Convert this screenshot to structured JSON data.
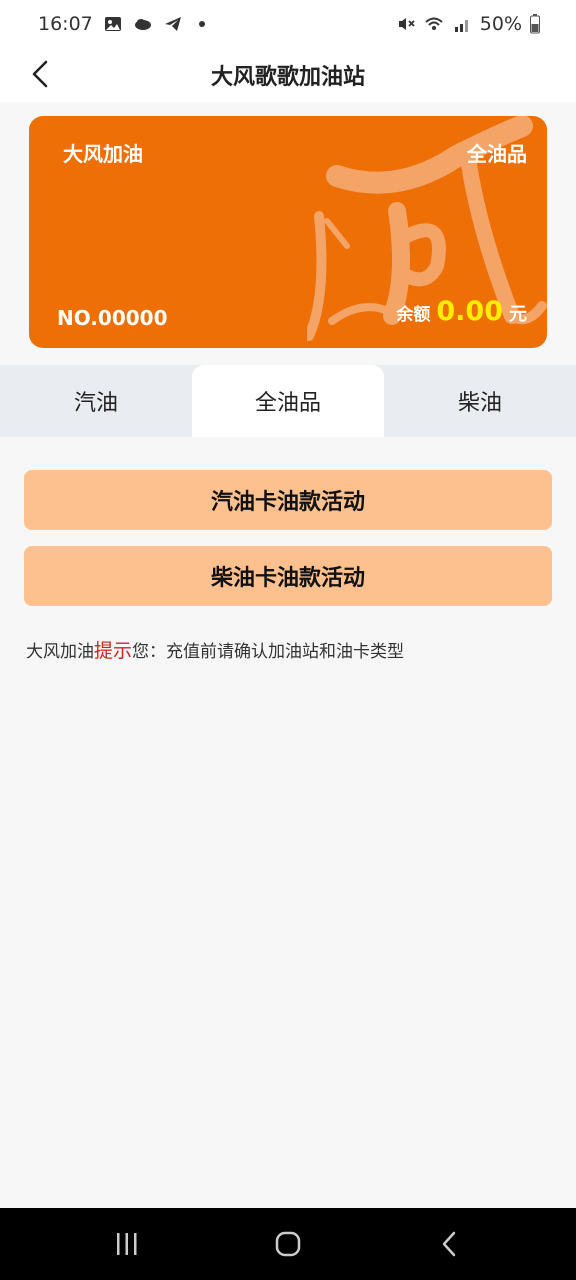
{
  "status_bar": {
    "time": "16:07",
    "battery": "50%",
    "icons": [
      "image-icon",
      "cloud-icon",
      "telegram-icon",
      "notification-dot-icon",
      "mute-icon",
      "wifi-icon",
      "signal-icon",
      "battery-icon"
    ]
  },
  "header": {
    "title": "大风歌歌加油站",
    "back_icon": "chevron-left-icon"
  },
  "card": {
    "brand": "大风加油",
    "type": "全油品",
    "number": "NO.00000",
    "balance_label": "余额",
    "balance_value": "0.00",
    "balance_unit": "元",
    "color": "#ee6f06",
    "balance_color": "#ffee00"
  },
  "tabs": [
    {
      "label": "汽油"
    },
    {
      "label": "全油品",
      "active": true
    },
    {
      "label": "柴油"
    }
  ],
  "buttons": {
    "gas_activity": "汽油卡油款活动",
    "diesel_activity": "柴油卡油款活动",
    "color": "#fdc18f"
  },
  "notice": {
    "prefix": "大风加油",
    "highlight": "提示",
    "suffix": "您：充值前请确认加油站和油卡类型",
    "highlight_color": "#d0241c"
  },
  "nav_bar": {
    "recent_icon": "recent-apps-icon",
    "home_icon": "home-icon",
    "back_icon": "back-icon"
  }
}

Task instructions: Omitting all images, print the listing exactly.

Written answer:
Convert this screenshot to structured JSON data.
{
  "status_bar": {
    "time": "16:07",
    "battery": "50%",
    "icons": [
      "image-icon",
      "cloud-icon",
      "telegram-icon",
      "notification-dot-icon",
      "mute-icon",
      "wifi-icon",
      "signal-icon",
      "battery-icon"
    ]
  },
  "header": {
    "title": "大风歌歌加油站",
    "back_icon": "chevron-left-icon"
  },
  "card": {
    "brand": "大风加油",
    "type": "全油品",
    "number": "NO.00000",
    "balance_label": "余额",
    "balance_value": "0.00",
    "balance_unit": "元",
    "color": "#ee6f06",
    "balance_color": "#ffee00"
  },
  "tabs": [
    {
      "label": "汽油"
    },
    {
      "label": "全油品",
      "active": true
    },
    {
      "label": "柴油"
    }
  ],
  "buttons": {
    "gas_activity": "汽油卡油款活动",
    "diesel_activity": "柴油卡油款活动",
    "color": "#fdc18f"
  },
  "notice": {
    "prefix": "大风加油",
    "highlight": "提示",
    "suffix": "您：充值前请确认加油站和油卡类型",
    "highlight_color": "#d0241c"
  },
  "nav_bar": {
    "recent_icon": "recent-apps-icon",
    "home_icon": "home-icon",
    "back_icon": "back-icon"
  }
}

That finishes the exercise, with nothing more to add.